* Challenge: Turn every line of the material below into a Markdown table with two columns, Row and Line. Put a running row number under Row and the line under Line, skipping blank lines and leaving out the pictures.

++++ Given data ++++

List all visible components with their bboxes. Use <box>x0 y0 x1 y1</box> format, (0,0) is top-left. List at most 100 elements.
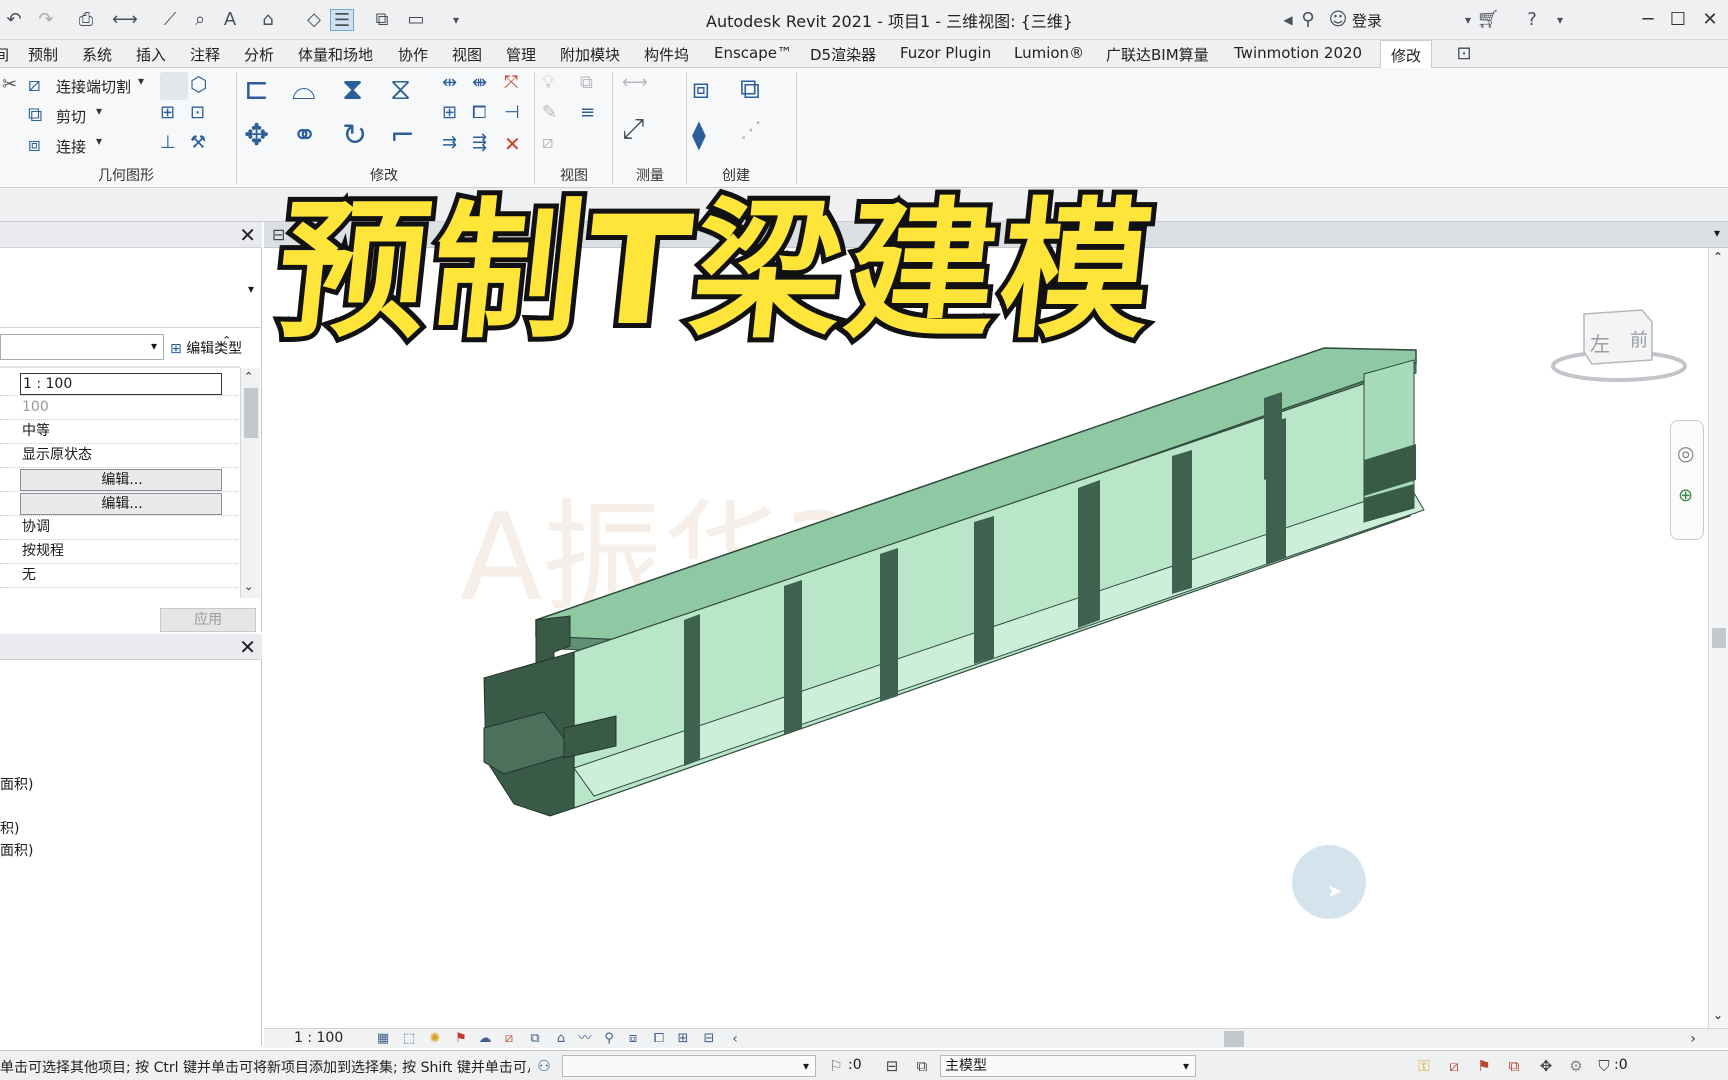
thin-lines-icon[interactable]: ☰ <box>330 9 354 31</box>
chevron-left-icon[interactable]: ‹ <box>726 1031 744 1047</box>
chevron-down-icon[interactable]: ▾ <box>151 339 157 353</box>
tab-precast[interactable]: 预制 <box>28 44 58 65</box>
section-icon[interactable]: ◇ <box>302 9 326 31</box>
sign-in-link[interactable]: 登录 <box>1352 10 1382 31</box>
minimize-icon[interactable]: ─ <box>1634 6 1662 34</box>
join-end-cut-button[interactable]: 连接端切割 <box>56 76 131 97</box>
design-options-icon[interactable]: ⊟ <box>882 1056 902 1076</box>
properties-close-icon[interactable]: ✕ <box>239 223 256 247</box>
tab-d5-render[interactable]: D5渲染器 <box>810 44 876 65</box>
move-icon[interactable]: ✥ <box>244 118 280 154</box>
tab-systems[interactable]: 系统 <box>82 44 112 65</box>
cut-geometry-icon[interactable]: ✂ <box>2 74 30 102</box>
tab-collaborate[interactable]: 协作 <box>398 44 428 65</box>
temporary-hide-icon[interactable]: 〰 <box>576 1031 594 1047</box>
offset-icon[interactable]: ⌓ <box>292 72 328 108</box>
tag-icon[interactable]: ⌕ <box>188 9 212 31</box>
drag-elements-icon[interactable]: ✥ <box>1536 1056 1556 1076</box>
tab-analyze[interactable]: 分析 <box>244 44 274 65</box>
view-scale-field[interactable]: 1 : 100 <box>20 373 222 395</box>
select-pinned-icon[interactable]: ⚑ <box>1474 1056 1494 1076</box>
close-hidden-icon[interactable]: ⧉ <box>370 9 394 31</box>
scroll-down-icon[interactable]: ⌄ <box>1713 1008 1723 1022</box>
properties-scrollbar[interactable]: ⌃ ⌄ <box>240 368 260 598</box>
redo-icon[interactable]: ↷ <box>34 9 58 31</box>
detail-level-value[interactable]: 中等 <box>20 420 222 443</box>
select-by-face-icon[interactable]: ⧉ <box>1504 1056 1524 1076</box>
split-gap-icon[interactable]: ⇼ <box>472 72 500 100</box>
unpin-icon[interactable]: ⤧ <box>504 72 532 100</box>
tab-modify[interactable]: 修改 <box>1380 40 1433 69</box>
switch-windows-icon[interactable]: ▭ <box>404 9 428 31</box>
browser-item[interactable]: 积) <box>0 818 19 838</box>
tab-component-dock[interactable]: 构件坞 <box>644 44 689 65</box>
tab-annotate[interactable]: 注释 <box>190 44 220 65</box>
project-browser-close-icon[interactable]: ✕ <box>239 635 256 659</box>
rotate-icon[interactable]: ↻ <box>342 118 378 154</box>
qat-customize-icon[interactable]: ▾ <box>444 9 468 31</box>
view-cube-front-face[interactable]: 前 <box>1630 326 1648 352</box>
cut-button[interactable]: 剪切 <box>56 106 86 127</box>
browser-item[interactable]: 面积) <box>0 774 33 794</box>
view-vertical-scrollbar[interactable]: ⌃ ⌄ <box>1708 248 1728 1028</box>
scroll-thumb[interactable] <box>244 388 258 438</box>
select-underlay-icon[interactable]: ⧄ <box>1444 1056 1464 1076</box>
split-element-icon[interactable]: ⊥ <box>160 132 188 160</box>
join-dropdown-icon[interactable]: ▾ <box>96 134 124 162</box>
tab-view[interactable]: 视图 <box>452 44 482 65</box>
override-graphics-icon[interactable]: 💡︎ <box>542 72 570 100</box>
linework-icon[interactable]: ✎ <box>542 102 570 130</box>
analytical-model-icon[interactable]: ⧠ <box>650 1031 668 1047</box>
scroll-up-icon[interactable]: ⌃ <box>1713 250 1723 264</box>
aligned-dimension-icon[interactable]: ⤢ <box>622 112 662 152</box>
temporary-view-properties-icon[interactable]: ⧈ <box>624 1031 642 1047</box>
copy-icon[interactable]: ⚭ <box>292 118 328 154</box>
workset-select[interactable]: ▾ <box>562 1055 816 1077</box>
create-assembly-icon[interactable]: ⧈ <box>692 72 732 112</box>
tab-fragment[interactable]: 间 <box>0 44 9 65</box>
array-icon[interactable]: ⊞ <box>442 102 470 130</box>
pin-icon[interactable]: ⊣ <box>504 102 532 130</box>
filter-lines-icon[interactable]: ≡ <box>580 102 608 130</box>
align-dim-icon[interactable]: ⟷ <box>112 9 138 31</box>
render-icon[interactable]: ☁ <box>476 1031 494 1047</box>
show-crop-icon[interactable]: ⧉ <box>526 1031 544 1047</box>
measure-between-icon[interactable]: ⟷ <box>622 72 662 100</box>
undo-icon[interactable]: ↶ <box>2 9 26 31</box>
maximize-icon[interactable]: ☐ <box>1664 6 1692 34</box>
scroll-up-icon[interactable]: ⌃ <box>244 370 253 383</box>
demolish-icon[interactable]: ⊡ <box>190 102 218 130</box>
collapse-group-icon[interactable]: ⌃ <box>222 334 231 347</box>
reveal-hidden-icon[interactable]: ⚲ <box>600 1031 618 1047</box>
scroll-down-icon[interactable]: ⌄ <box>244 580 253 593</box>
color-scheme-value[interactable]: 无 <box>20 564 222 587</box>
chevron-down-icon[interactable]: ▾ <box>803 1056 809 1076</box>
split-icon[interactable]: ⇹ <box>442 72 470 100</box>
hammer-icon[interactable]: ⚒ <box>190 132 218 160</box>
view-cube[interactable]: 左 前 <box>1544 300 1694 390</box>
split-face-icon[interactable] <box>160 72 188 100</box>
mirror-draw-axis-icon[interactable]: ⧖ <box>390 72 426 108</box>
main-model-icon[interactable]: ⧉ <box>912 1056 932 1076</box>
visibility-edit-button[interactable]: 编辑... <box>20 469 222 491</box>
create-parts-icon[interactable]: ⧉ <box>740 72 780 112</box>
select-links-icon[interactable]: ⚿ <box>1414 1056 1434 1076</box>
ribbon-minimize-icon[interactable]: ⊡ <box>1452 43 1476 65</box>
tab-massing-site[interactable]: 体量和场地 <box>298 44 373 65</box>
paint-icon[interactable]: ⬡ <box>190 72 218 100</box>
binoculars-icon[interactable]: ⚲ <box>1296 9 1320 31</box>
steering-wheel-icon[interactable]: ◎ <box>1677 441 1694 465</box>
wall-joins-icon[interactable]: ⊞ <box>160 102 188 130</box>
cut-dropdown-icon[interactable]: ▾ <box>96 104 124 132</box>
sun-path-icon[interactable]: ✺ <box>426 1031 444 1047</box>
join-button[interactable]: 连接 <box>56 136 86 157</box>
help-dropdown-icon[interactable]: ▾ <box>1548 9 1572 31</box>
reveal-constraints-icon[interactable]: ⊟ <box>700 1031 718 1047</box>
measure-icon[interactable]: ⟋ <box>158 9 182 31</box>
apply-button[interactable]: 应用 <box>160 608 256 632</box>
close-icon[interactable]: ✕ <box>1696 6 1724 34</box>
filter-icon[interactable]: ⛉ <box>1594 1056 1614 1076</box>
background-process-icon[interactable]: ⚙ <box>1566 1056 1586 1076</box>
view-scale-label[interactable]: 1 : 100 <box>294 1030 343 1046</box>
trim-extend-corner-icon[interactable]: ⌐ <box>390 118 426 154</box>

++++

* Task response:
| Row | Line |
|---|---|
| 1 | List all visible components with their bboxes. Use <box>x0 y0 x1 y1</box> format, (0,0) is top-left. List at most 100 elements. |
| 2 | thin-lines-icon[interactable]: ☰ <box>330 9 354 31</box> |
| 3 | chevron-left-icon[interactable]: ‹ <box>726 1031 744 1047</box> |
| 4 | chevron-down-icon[interactable]: ▾ <box>151 339 157 353</box> |
| 5 | tab-precast[interactable]: 预制 <box>28 44 58 65</box> |
| 6 | section-icon[interactable]: ◇ <box>302 9 326 31</box> |
| 7 | sign-in-link[interactable]: 登录 <box>1352 10 1382 31</box> |
| 8 | minimize-icon[interactable]: ─ <box>1634 6 1662 34</box> |
| 9 | join-end-cut-button[interactable]: 连接端切割 <box>56 76 131 97</box> |
| 10 | design-options-icon[interactable]: ⊟ <box>882 1056 902 1076</box> |
| 11 | properties-close-icon[interactable]: ✕ <box>239 223 256 247</box> |
| 12 | tab-d5-render[interactable]: D5渲染器 <box>810 44 876 65</box> |
| 13 | move-icon[interactable]: ✥ <box>244 118 280 154</box> |
| 14 | tab-systems[interactable]: 系统 <box>82 44 112 65</box> |
| 15 | cut-geometry-icon[interactable]: ✂ <box>2 74 30 102</box> |
| 16 | tab-collaborate[interactable]: 协作 <box>398 44 428 65</box> |
| 17 | temporary-hide-icon[interactable]: 〰 <box>576 1031 594 1047</box> |
| 18 | offset-icon[interactable]: ⌓ <box>292 72 328 108</box> |
| 19 | tag-icon[interactable]: ⌕ <box>188 9 212 31</box> |
| 20 | drag-elements-icon[interactable]: ✥ <box>1536 1056 1556 1076</box> |
| 21 | tab-analyze[interactable]: 分析 <box>244 44 274 65</box> |
| 22 | view-scale-field[interactable]: 1 : 100 <box>20 373 222 395</box> |
| 23 | select-pinned-icon[interactable]: ⚑ <box>1474 1056 1494 1076</box> |
| 24 | close-hidden-icon[interactable]: ⧉ <box>370 9 394 31</box> |
| 25 | scroll-down-icon[interactable]: ⌄ <box>1713 1008 1723 1022</box> |
| 26 | properties-scrollbar[interactable]: ⌃ ⌄ <box>240 368 260 598</box> |
| 27 | redo-icon[interactable]: ↷ <box>34 9 58 31</box> |
| 28 | detail-level-value[interactable]: 中等 <box>20 420 222 443</box> |
| 29 | select-by-face-icon[interactable]: ⧉ <box>1504 1056 1524 1076</box> |
| 30 | split-gap-icon[interactable]: ⇼ <box>472 72 500 100</box> |
| 31 | unpin-icon[interactable]: ⤧ <box>504 72 532 100</box> |
| 32 | tab-modify[interactable]: 修改 <box>1380 40 1433 69</box> |
| 33 | switch-windows-icon[interactable]: ▭ <box>404 9 428 31</box> |
| 34 | browser-item[interactable]: 积) <box>0 818 19 838</box> |
| 35 | tab-component-dock[interactable]: 构件坞 <box>644 44 689 65</box> |
| 36 | tab-annotate[interactable]: 注释 <box>190 44 220 65</box> |
| 37 | project-browser-close-icon[interactable]: ✕ <box>239 635 256 659</box> |
| 38 | rotate-icon[interactable]: ↻ <box>342 118 378 154</box> |
| 39 | qat-customize-icon[interactable]: ▾ <box>444 9 468 31</box> |
| 40 | view-cube-front-face[interactable]: 前 <box>1630 326 1648 352</box> |
| 41 | cut-button[interactable]: 剪切 <box>56 106 86 127</box> |
| 42 | browser-item[interactable]: 面积) <box>0 774 33 794</box> |
| 43 | view-vertical-scrollbar[interactable]: ⌃ ⌄ <box>1708 248 1728 1028</box> |
| 44 | scroll-thumb[interactable] <box>244 388 258 438</box> |
| 45 | select-underlay-icon[interactable]: ⧄ <box>1444 1056 1464 1076</box> |
| 46 | split-element-icon[interactable]: ⊥ <box>160 132 188 160</box> |
| 47 | join-dropdown-icon[interactable]: ▾ <box>96 134 124 162</box> |
| 48 | tab-view[interactable]: 视图 <box>452 44 482 65</box> |
| 49 | override-graphics-icon[interactable]: 💡︎ <box>542 72 570 100</box> |
| 50 | linework-icon[interactable]: ✎ <box>542 102 570 130</box> |
| 51 | analytical-model-icon[interactable]: ⧠ <box>650 1031 668 1047</box> |
| 52 | scroll-up-icon[interactable]: ⌃ <box>1713 250 1723 264</box> |
| 53 | aligned-dimension-icon[interactable]: ⤢ <box>622 112 662 152</box> |
| 54 | temporary-view-properties-icon[interactable]: ⧈ <box>624 1031 642 1047</box> |
| 55 | copy-icon[interactable]: ⚭ <box>292 118 328 154</box> |
| 56 | workset-select[interactable]: ▾ <box>562 1055 816 1077</box> |
| 57 | create-assembly-icon[interactable]: ⧈ <box>692 72 732 112</box> |
| 58 | tab-fragment[interactable]: 间 <box>0 44 9 65</box> |
| 59 | array-icon[interactable]: ⊞ <box>442 102 470 130</box> |
| 60 | pin-icon[interactable]: ⊣ <box>504 102 532 130</box> |
| 61 | filter-lines-icon[interactable]: ≡ <box>580 102 608 130</box> |
| 62 | align-dim-icon[interactable]: ⟷ <box>112 9 138 31</box> |
| 63 | render-icon[interactable]: ☁ <box>476 1031 494 1047</box> |
| 64 | show-crop-icon[interactable]: ⧉ <box>526 1031 544 1047</box> |
| 65 | measure-between-icon[interactable]: ⟷ <box>622 72 662 100</box> |
| 66 | undo-icon[interactable]: ↶ <box>2 9 26 31</box> |
| 67 | maximize-icon[interactable]: ☐ <box>1664 6 1692 34</box> |
| 68 | scroll-up-icon[interactable]: ⌃ <box>244 370 253 383</box> |
| 69 | demolish-icon[interactable]: ⊡ <box>190 102 218 130</box> |
| 70 | collapse-group-icon[interactable]: ⌃ <box>222 334 231 347</box> |
| 71 | reveal-hidden-icon[interactable]: ⚲ <box>600 1031 618 1047</box> |
| 72 | scroll-down-icon[interactable]: ⌄ <box>244 580 253 593</box> |
| 73 | color-scheme-value[interactable]: 无 <box>20 564 222 587</box> |
| 74 | chevron-down-icon[interactable]: ▾ <box>803 1056 809 1076</box> |
| 75 | split-icon[interactable]: ⇹ <box>442 72 470 100</box> |
| 76 | hammer-icon[interactable]: ⚒ <box>190 132 218 160</box> |
| 77 | view-cube[interactable]: 左 前 <box>1544 300 1694 390</box> |
| 78 | split-face-icon[interactable] <box>160 72 188 100</box> |
| 79 | mirror-draw-axis-icon[interactable]: ⧖ <box>390 72 426 108</box> |
| 80 | main-model-icon[interactable]: ⧉ <box>912 1056 932 1076</box> |
| 81 | visibility-edit-button[interactable]: 编辑... <box>20 469 222 491</box> |
| 82 | create-parts-icon[interactable]: ⧉ <box>740 72 780 112</box> |
| 83 | select-links-icon[interactable]: ⚿ <box>1414 1056 1434 1076</box> |
| 84 | ribbon-minimize-icon[interactable]: ⊡ <box>1452 43 1476 65</box> |
| 85 | tab-massing-site[interactable]: 体量和场地 <box>298 44 373 65</box> |
| 86 | paint-icon[interactable]: ⬡ <box>190 72 218 100</box> |
| 87 | binoculars-icon[interactable]: ⚲ <box>1296 9 1320 31</box> |
| 88 | steering-wheel-icon[interactable]: ◎ <box>1677 441 1694 465</box> |
| 89 | wall-joins-icon[interactable]: ⊞ <box>160 102 188 130</box> |
| 90 | cut-dropdown-icon[interactable]: ▾ <box>96 104 124 132</box> |
| 91 | sun-path-icon[interactable]: ✺ <box>426 1031 444 1047</box> |
| 92 | join-button[interactable]: 连接 <box>56 136 86 157</box> |
| 93 | help-dropdown-icon[interactable]: ▾ <box>1548 9 1572 31</box> |
| 94 | reveal-constraints-icon[interactable]: ⊟ <box>700 1031 718 1047</box> |
| 95 | measure-icon[interactable]: ⟋ <box>158 9 182 31</box> |
| 96 | apply-button[interactable]: 应用 <box>160 608 256 632</box> |
| 97 | close-icon[interactable]: ✕ <box>1696 6 1724 34</box> |
| 98 | filter-icon[interactable]: ⛉ <box>1594 1056 1614 1076</box> |
| 99 | background-process-icon[interactable]: ⚙ <box>1566 1056 1586 1076</box> |
| 100 | view-scale-label[interactable]: 1 : 100 <box>294 1030 343 1046</box> |
| 101 | trim-extend-corner-icon[interactable]: ⌐ <box>390 118 426 154</box> |